(Items from a figure collection)
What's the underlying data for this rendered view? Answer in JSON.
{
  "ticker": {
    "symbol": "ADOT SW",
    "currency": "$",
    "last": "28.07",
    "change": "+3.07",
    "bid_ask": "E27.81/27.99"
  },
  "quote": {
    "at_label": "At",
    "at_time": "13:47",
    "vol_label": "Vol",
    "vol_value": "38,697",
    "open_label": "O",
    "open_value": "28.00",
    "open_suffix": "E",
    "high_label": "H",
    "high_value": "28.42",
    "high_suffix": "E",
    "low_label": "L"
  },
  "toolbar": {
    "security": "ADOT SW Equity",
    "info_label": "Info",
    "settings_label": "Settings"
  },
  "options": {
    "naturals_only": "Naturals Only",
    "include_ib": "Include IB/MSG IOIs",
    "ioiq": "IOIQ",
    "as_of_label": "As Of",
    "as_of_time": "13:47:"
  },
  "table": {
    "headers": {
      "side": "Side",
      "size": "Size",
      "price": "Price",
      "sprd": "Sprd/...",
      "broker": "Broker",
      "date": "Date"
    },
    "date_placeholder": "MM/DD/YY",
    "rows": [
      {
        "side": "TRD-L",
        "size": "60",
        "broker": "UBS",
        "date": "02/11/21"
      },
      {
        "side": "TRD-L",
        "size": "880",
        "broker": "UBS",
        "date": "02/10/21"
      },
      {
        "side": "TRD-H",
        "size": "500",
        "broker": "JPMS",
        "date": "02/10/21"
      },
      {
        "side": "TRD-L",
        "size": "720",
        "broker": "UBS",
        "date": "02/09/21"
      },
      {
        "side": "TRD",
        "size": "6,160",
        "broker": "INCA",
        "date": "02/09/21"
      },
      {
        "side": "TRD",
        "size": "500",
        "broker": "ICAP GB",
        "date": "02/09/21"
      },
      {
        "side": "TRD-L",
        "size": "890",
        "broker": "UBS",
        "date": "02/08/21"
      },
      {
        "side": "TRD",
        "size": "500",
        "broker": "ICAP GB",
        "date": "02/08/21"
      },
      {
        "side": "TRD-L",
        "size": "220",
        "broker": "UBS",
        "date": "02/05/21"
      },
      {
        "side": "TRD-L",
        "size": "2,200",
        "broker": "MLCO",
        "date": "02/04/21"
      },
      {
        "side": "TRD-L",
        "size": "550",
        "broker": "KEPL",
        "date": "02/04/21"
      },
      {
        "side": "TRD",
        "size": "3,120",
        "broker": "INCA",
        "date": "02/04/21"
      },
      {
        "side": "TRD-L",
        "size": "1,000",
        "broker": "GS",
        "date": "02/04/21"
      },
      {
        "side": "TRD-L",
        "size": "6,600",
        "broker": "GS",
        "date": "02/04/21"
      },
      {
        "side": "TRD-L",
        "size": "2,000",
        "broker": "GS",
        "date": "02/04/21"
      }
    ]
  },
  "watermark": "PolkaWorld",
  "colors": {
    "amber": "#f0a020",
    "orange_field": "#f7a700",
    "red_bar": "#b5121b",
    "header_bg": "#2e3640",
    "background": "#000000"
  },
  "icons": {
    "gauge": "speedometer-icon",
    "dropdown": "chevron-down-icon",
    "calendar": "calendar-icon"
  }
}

Exercise
From the records above, extract every entry exactly as given.

Right answer
What's the underlying data for this rendered view? Answer in JSON.
{
  "ticker": {
    "symbol": "ADOT SW",
    "currency": "$",
    "last": "28.07",
    "change": "+3.07",
    "bid_ask": "E27.81/27.99"
  },
  "quote": {
    "at_label": "At",
    "at_time": "13:47",
    "vol_label": "Vol",
    "vol_value": "38,697",
    "open_label": "O",
    "open_value": "28.00",
    "open_suffix": "E",
    "high_label": "H",
    "high_value": "28.42",
    "high_suffix": "E",
    "low_label": "L"
  },
  "toolbar": {
    "security": "ADOT SW Equity",
    "info_label": "Info",
    "settings_label": "Settings"
  },
  "options": {
    "naturals_only": "Naturals Only",
    "include_ib": "Include IB/MSG IOIs",
    "ioiq": "IOIQ",
    "as_of_label": "As Of",
    "as_of_time": "13:47:"
  },
  "table": {
    "headers": {
      "side": "Side",
      "size": "Size",
      "price": "Price",
      "sprd": "Sprd/...",
      "broker": "Broker",
      "date": "Date"
    },
    "date_placeholder": "MM/DD/YY",
    "rows": [
      {
        "side": "TRD-L",
        "size": "60",
        "broker": "UBS",
        "date": "02/11/21"
      },
      {
        "side": "TRD-L",
        "size": "880",
        "broker": "UBS",
        "date": "02/10/21"
      },
      {
        "side": "TRD-H",
        "size": "500",
        "broker": "JPMS",
        "date": "02/10/21"
      },
      {
        "side": "TRD-L",
        "size": "720",
        "broker": "UBS",
        "date": "02/09/21"
      },
      {
        "side": "TRD",
        "size": "6,160",
        "broker": "INCA",
        "date": "02/09/21"
      },
      {
        "side": "TRD",
        "size": "500",
        "broker": "ICAP GB",
        "date": "02/09/21"
      },
      {
        "side": "TRD-L",
        "size": "890",
        "broker": "UBS",
        "date": "02/08/21"
      },
      {
        "side": "TRD",
        "size": "500",
        "broker": "ICAP GB",
        "date": "02/08/21"
      },
      {
        "side": "TRD-L",
        "size": "220",
        "broker": "UBS",
        "date": "02/05/21"
      },
      {
        "side": "TRD-L",
        "size": "2,200",
        "broker": "MLCO",
        "date": "02/04/21"
      },
      {
        "side": "TRD-L",
        "size": "550",
        "broker": "KEPL",
        "date": "02/04/21"
      },
      {
        "side": "TRD",
        "size": "3,120",
        "broker": "INCA",
        "date": "02/04/21"
      },
      {
        "side": "TRD-L",
        "size": "1,000",
        "broker": "GS",
        "date": "02/04/21"
      },
      {
        "side": "TRD-L",
        "size": "6,600",
        "broker": "GS",
        "date": "02/04/21"
      },
      {
        "side": "TRD-L",
        "size": "2,000",
        "broker": "GS",
        "date": "02/04/21"
      }
    ]
  },
  "watermark": "PolkaWorld",
  "colors": {
    "amber": "#f0a020",
    "orange_field": "#f7a700",
    "red_bar": "#b5121b",
    "header_bg": "#2e3640",
    "background": "#000000"
  },
  "icons": {
    "gauge": "speedometer-icon",
    "dropdown": "chevron-down-icon",
    "calendar": "calendar-icon"
  }
}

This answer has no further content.